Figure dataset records
======

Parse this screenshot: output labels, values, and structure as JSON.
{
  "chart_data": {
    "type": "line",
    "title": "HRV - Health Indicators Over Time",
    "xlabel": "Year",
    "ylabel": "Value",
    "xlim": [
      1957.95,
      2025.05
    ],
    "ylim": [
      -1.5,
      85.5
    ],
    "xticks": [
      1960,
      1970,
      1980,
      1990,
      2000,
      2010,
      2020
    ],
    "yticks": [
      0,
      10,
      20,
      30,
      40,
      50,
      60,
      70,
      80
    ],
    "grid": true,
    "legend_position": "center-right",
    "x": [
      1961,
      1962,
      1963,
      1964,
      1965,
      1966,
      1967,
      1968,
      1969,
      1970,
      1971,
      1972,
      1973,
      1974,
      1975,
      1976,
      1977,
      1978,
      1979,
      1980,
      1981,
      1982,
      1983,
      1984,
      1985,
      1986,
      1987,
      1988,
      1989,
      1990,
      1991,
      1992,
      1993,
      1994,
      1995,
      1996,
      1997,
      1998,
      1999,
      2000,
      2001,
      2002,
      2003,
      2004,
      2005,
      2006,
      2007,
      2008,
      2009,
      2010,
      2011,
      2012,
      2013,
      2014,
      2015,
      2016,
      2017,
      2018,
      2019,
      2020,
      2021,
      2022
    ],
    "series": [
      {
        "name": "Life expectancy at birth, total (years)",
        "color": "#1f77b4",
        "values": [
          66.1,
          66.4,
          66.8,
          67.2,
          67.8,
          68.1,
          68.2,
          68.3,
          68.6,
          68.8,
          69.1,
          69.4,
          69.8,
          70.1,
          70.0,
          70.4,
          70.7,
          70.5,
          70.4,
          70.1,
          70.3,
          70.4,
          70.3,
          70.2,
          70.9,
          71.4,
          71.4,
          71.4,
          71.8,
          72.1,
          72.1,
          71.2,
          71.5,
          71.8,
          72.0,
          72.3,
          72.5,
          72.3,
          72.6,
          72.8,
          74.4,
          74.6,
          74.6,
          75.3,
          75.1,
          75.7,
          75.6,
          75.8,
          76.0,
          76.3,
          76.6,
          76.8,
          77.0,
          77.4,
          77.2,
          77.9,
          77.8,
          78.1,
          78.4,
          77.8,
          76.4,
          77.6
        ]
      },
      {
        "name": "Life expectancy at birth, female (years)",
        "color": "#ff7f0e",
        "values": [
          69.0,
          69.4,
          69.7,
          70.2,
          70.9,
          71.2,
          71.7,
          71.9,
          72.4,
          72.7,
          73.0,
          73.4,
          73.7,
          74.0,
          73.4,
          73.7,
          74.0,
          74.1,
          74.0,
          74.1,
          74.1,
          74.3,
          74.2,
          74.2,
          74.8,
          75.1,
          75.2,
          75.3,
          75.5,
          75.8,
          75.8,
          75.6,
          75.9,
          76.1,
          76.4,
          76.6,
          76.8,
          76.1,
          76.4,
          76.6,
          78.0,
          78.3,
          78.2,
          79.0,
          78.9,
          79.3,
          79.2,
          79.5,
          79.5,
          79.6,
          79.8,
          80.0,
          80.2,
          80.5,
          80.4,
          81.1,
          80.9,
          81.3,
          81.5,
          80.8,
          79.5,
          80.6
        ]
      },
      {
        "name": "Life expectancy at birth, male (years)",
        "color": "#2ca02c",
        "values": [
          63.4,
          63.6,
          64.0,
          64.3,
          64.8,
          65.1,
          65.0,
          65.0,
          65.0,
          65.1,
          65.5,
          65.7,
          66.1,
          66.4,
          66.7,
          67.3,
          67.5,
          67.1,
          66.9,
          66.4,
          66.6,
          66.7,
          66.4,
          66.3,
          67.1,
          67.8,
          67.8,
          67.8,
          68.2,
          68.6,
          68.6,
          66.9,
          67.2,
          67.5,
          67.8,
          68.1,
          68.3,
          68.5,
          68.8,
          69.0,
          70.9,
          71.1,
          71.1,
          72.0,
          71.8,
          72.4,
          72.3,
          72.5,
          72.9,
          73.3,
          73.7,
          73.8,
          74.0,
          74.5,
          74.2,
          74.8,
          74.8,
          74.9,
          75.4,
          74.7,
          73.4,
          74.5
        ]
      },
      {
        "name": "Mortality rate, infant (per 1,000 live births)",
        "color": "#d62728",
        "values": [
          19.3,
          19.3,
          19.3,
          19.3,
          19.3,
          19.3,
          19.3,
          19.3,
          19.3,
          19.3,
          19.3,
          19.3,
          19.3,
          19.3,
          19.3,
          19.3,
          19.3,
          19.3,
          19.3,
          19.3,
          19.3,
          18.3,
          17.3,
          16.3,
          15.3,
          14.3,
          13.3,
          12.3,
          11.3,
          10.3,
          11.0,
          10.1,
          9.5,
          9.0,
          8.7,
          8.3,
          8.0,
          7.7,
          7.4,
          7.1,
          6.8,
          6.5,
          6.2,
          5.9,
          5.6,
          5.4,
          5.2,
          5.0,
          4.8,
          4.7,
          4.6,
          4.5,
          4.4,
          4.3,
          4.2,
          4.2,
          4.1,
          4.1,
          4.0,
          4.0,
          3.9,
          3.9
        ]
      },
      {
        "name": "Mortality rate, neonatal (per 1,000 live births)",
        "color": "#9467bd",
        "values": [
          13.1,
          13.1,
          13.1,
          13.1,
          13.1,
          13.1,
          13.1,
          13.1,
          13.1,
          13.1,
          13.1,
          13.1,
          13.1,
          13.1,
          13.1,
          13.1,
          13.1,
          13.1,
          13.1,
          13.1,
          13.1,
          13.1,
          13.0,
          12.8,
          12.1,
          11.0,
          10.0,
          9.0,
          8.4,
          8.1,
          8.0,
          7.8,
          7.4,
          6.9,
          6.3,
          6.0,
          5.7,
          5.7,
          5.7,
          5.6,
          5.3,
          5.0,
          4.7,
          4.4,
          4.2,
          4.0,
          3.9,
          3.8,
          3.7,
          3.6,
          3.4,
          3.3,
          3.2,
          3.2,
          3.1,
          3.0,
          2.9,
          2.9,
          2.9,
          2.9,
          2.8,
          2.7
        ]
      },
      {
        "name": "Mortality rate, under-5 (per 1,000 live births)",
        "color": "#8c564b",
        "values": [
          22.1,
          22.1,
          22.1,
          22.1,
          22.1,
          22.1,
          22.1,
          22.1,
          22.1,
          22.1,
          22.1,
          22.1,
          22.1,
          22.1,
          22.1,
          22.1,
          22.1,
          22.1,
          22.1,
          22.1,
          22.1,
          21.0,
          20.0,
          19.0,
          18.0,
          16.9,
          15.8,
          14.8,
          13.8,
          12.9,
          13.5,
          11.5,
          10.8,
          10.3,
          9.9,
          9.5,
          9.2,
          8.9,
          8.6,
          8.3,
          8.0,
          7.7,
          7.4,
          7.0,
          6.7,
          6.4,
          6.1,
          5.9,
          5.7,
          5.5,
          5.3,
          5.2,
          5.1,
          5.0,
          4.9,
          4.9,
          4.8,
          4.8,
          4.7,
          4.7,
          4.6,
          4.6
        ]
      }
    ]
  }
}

======

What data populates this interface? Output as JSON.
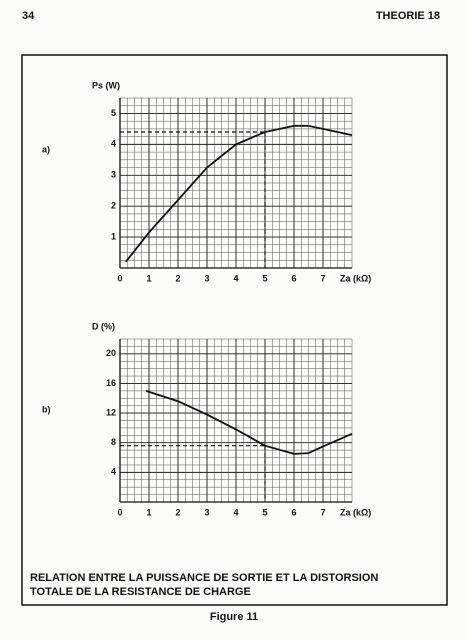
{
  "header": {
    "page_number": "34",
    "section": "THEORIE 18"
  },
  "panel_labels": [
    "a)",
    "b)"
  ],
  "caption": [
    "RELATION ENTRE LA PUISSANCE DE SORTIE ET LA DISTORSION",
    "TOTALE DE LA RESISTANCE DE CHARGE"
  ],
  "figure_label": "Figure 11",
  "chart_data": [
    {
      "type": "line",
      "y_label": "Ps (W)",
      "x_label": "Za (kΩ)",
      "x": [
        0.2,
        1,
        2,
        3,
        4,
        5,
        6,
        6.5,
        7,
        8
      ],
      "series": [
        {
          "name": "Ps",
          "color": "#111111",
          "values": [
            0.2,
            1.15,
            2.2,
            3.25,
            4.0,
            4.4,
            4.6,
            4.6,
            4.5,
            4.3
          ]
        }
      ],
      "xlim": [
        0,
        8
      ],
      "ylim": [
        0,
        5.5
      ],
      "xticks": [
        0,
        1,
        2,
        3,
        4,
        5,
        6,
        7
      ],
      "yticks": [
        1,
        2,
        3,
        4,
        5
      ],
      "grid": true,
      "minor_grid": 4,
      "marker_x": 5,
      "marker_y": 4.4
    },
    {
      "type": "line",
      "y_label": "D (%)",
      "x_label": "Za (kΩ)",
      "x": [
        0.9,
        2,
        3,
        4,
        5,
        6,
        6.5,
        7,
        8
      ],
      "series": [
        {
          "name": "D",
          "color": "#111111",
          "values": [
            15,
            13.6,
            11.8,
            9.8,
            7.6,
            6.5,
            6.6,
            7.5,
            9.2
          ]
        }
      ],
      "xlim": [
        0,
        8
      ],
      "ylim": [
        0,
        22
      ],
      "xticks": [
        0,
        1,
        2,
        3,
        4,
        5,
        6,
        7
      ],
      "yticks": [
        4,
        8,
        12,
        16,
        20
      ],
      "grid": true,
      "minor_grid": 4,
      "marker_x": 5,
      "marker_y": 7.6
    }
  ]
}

======

■ GOAL OF THE EXERCISE ■
From the records given above, copy all lines containing "color".

■ TASK SOLUTION ■
        "color": "#1f77b4",
        "color": "#ff7f0e",
        "color": "#2ca02c",
        "color": "#d62728",
        "color": "#9467bd",
        "color": "#8c564b",
          "color": "#111111",
          "color": "#111111",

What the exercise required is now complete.